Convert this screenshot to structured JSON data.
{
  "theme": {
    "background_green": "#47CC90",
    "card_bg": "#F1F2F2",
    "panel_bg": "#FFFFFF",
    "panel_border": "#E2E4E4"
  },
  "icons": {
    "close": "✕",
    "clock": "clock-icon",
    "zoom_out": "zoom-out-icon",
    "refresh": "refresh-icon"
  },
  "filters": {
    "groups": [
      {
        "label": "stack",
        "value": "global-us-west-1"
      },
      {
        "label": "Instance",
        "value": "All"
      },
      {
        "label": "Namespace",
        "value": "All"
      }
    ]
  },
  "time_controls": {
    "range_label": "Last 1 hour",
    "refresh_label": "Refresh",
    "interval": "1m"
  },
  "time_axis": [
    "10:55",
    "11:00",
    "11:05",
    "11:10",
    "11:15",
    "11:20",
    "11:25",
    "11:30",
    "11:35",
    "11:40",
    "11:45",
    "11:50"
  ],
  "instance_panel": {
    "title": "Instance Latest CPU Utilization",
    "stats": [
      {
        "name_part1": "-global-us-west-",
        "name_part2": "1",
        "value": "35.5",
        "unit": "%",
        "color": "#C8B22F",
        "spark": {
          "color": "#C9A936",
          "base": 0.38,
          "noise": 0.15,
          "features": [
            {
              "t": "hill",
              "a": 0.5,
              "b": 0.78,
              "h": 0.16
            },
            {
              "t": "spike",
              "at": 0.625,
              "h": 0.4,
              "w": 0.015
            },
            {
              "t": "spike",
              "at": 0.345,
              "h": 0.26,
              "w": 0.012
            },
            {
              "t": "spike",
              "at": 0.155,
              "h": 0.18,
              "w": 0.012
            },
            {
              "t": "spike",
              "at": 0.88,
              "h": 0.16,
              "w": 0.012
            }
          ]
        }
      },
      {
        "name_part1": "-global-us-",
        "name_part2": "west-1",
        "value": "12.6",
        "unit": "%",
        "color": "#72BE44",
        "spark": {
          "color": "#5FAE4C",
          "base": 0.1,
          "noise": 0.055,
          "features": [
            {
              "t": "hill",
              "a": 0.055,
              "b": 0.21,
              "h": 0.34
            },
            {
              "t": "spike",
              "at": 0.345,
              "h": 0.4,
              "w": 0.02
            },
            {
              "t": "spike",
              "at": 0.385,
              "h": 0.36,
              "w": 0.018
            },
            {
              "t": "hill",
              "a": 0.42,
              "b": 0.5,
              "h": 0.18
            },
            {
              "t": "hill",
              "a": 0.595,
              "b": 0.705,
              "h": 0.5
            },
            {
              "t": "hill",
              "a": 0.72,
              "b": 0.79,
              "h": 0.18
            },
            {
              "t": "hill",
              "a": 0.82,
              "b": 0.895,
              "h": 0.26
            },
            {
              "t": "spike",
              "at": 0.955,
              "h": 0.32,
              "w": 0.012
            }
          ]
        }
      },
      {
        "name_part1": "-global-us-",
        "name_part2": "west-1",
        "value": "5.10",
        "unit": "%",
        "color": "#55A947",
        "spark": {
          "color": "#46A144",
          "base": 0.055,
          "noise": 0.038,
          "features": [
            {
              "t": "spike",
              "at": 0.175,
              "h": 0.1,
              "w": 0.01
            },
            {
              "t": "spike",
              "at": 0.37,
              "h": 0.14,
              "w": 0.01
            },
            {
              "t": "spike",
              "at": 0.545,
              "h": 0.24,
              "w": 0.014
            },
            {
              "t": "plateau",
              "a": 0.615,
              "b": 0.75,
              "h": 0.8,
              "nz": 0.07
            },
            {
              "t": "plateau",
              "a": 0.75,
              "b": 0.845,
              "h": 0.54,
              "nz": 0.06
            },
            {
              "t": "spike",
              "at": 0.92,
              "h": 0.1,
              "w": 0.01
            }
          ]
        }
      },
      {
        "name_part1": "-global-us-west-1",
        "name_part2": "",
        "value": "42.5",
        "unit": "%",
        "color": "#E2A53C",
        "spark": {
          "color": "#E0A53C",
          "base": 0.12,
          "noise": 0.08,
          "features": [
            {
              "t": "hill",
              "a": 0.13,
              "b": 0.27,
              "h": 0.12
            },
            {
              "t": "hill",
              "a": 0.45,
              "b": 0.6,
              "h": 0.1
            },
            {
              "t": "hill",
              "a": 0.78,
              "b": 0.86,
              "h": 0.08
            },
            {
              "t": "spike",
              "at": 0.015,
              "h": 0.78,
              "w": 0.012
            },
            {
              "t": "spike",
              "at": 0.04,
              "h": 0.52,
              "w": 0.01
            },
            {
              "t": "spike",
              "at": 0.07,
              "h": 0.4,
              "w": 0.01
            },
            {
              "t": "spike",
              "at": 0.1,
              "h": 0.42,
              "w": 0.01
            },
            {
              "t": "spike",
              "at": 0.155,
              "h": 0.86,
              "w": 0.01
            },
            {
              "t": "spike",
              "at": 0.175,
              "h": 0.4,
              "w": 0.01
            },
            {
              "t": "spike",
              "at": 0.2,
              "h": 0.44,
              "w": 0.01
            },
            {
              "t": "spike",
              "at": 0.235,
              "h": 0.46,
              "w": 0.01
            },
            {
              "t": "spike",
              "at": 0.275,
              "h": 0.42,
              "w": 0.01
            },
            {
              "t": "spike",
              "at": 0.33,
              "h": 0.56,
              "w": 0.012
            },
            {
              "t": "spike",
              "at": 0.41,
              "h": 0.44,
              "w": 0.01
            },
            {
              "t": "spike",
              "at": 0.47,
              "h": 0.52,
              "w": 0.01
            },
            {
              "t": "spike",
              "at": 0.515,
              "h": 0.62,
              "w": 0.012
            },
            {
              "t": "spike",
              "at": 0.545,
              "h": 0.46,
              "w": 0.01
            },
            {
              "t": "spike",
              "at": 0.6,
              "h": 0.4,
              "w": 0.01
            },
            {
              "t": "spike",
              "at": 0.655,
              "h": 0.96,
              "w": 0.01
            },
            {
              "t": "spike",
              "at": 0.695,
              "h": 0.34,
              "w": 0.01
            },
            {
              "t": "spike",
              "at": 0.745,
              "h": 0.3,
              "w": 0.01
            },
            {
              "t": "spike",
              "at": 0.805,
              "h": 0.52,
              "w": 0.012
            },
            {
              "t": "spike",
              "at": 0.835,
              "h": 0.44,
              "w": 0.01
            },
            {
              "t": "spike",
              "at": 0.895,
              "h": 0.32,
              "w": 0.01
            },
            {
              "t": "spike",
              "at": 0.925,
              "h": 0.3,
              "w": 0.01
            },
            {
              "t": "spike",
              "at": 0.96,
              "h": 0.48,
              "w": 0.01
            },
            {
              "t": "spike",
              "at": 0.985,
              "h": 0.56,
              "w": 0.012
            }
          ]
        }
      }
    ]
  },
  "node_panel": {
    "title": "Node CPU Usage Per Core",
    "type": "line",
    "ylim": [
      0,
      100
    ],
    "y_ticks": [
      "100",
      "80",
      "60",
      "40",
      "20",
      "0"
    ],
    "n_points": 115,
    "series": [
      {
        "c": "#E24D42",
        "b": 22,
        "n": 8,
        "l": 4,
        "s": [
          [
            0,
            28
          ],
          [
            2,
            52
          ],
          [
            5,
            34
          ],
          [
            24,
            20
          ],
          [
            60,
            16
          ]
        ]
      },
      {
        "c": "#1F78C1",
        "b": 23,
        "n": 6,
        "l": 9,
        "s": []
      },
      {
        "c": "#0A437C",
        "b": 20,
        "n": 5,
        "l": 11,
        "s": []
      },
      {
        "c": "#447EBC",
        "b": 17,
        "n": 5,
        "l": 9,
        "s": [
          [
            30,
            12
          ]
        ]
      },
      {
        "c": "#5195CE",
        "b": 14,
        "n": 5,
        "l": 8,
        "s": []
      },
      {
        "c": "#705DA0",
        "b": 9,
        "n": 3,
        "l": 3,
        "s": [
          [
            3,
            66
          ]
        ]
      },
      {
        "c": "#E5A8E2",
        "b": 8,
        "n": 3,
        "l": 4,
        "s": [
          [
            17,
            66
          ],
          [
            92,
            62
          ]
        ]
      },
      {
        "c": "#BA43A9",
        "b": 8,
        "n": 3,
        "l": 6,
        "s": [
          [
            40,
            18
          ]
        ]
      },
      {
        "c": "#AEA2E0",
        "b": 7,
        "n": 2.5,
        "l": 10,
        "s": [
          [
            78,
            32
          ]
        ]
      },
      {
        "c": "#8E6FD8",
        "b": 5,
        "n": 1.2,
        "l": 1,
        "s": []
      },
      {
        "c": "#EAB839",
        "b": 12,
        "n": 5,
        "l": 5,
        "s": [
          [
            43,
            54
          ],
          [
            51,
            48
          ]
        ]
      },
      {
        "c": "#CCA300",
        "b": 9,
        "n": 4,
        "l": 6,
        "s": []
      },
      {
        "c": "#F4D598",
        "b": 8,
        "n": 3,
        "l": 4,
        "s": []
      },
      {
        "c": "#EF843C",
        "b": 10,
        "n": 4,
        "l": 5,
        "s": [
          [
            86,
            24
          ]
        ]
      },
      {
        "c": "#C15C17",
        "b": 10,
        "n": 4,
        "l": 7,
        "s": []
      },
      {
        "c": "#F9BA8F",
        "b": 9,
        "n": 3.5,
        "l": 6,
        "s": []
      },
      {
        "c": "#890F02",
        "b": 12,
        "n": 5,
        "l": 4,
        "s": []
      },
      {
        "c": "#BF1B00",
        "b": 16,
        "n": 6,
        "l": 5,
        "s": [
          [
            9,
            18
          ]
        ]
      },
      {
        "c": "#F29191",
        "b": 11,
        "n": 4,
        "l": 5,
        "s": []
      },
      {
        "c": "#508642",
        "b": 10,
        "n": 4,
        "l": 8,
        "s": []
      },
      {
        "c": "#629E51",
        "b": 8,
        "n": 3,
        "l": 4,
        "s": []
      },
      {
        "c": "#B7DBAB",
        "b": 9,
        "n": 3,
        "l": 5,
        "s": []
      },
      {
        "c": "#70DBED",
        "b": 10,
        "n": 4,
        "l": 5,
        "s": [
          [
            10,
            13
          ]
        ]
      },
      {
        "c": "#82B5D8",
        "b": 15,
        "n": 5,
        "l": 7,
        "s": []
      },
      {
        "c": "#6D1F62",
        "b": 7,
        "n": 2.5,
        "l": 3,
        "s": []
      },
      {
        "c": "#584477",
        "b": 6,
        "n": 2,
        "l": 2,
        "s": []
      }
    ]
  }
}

+++++

◆ Instruction:
Look over the listing above. Pick out and copy every line that includes "noise".

◆ The response:
          "noise": 0.15,
          "noise": 0.055,
          "noise": 0.038,
          "noise": 0.08,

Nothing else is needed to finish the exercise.